■ **WRITTEN PROBLEM**:
Keep only the lines of the listing that include the word "Velocity", and copy them.

■ **RECORD EXCERPTS**:
>> start

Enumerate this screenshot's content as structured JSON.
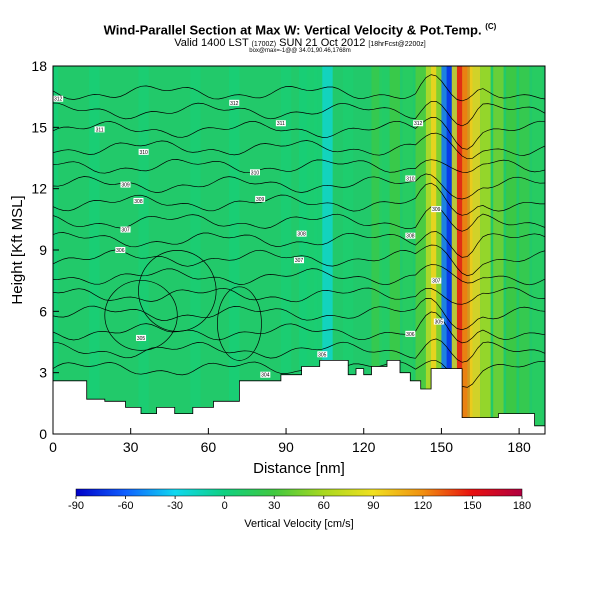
{
  "chart_data": {
    "type": "heatmap",
    "title": "Wind-Parallel Section at Max W: Vertical Velocity & Pot.Temp.",
    "title_mark": "(C)",
    "subtitle": "Valid 1400 LST",
    "subtitle_small1": "(1700Z)",
    "subtitle_main2": "SUN 21 Oct 2012",
    "subtitle_small2": "[18hrFcst@2200z]",
    "info_line": "box@max=-1@@ 34.01,90.46,1768m",
    "xlabel": "Distance [nm]",
    "ylabel": "Height [Kft MSL]",
    "xlim": [
      0,
      190
    ],
    "ylim": [
      0,
      18
    ],
    "xticks": [
      0,
      30,
      60,
      90,
      120,
      150,
      180
    ],
    "yticks": [
      0,
      3,
      6,
      9,
      12,
      15,
      18
    ],
    "colorbar": {
      "label": "Vertical Velocity [cm/s]",
      "ticks": [
        -90,
        -60,
        -30,
        0,
        30,
        60,
        90,
        120,
        150,
        180
      ],
      "range": [
        -90,
        180
      ]
    },
    "columns": [
      {
        "x": 0,
        "w": 4
      },
      {
        "x": 16,
        "w": 5
      },
      {
        "x": 35,
        "w": 6
      },
      {
        "x": 55,
        "w": 6
      },
      {
        "x": 70,
        "w": 5
      },
      {
        "x": 90,
        "w": 6
      },
      {
        "x": 97,
        "w": 4
      },
      {
        "x": 100,
        "w": 7
      },
      {
        "x": 103,
        "w": 6
      },
      {
        "x": 106,
        "w": -20
      },
      {
        "x": 114,
        "w": 8
      },
      {
        "x": 125,
        "w": 25
      },
      {
        "x": 128,
        "w": 12
      },
      {
        "x": 132,
        "w": 28
      },
      {
        "x": 137,
        "w": 15
      },
      {
        "x": 142,
        "w": 35
      },
      {
        "x": 146,
        "w": 70
      },
      {
        "x": 148,
        "w": 95
      },
      {
        "x": 150,
        "w": 45
      },
      {
        "x": 152,
        "w": -55
      },
      {
        "x": 154,
        "w": -75
      },
      {
        "x": 156,
        "w": 80
      },
      {
        "x": 158,
        "w": 150
      },
      {
        "x": 160,
        "w": 120
      },
      {
        "x": 163,
        "w": 95
      },
      {
        "x": 167,
        "w": 60
      },
      {
        "x": 172,
        "w": 45
      },
      {
        "x": 177,
        "w": 30
      },
      {
        "x": 182,
        "w": 25
      },
      {
        "x": 187,
        "w": 15
      }
    ],
    "terrain": [
      [
        0,
        2.6
      ],
      [
        13,
        2.6
      ],
      [
        13,
        1.7
      ],
      [
        20,
        1.7
      ],
      [
        20,
        1.6
      ],
      [
        28,
        1.6
      ],
      [
        28,
        1.3
      ],
      [
        34,
        1.3
      ],
      [
        34,
        1.0
      ],
      [
        40,
        1.0
      ],
      [
        40,
        1.3
      ],
      [
        47,
        1.3
      ],
      [
        47,
        1.0
      ],
      [
        54,
        1.0
      ],
      [
        54,
        1.3
      ],
      [
        62,
        1.3
      ],
      [
        62,
        1.6
      ],
      [
        72,
        1.6
      ],
      [
        72,
        2.6
      ],
      [
        80,
        2.6
      ],
      [
        80,
        2.6
      ],
      [
        88,
        2.6
      ],
      [
        88,
        2.9
      ],
      [
        96,
        2.9
      ],
      [
        96,
        3.3
      ],
      [
        103,
        3.3
      ],
      [
        103,
        3.6
      ],
      [
        114,
        3.6
      ],
      [
        114,
        2.9
      ],
      [
        117,
        2.9
      ],
      [
        117,
        3.2
      ],
      [
        120,
        3.2
      ],
      [
        120,
        2.9
      ],
      [
        123,
        2.9
      ],
      [
        123,
        3.3
      ],
      [
        129,
        3.3
      ],
      [
        129,
        3.6
      ],
      [
        134,
        3.6
      ],
      [
        134,
        3.0
      ],
      [
        138,
        3.0
      ],
      [
        138,
        2.6
      ],
      [
        142,
        2.6
      ],
      [
        142,
        2.2
      ],
      [
        146,
        2.2
      ],
      [
        146,
        3.2
      ],
      [
        158,
        3.2
      ],
      [
        158,
        0.8
      ],
      [
        172,
        0.8
      ],
      [
        172,
        1.0
      ],
      [
        186,
        1.0
      ],
      [
        186,
        0.4
      ],
      [
        190,
        0.4
      ]
    ],
    "contour_labels": [
      {
        "x": 2,
        "y": 16.4,
        "v": "312"
      },
      {
        "x": 18,
        "y": 14.9,
        "v": "311"
      },
      {
        "x": 35,
        "y": 13.8,
        "v": "310"
      },
      {
        "x": 28,
        "y": 12.2,
        "v": "309"
      },
      {
        "x": 33,
        "y": 11.4,
        "v": "308"
      },
      {
        "x": 28,
        "y": 10.0,
        "v": "307"
      },
      {
        "x": 26,
        "y": 9.0,
        "v": "306"
      },
      {
        "x": 34,
        "y": 4.7,
        "v": "305"
      },
      {
        "x": 70,
        "y": 16.2,
        "v": "312"
      },
      {
        "x": 88,
        "y": 15.2,
        "v": "311"
      },
      {
        "x": 78,
        "y": 12.8,
        "v": "310"
      },
      {
        "x": 80,
        "y": 11.5,
        "v": "309"
      },
      {
        "x": 96,
        "y": 9.8,
        "v": "308"
      },
      {
        "x": 95,
        "y": 8.5,
        "v": "307"
      },
      {
        "x": 82,
        "y": 2.9,
        "v": "304"
      },
      {
        "x": 104,
        "y": 3.9,
        "v": "305"
      },
      {
        "x": 141,
        "y": 15.2,
        "v": "312"
      },
      {
        "x": 138,
        "y": 12.5,
        "v": "310"
      },
      {
        "x": 148,
        "y": 11.0,
        "v": "309"
      },
      {
        "x": 138,
        "y": 9.7,
        "v": "308"
      },
      {
        "x": 148,
        "y": 7.5,
        "v": "307"
      },
      {
        "x": 138,
        "y": 4.9,
        "v": "306"
      },
      {
        "x": 149,
        "y": 5.5,
        "v": "305"
      }
    ]
  }
}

>> end

■ **SOLUTION TO THIS EXERCISE**:
    "title": "Wind-Parallel Section at Max W: Vertical Velocity & Pot.Temp.",
      "label": "Vertical Velocity [cm/s]",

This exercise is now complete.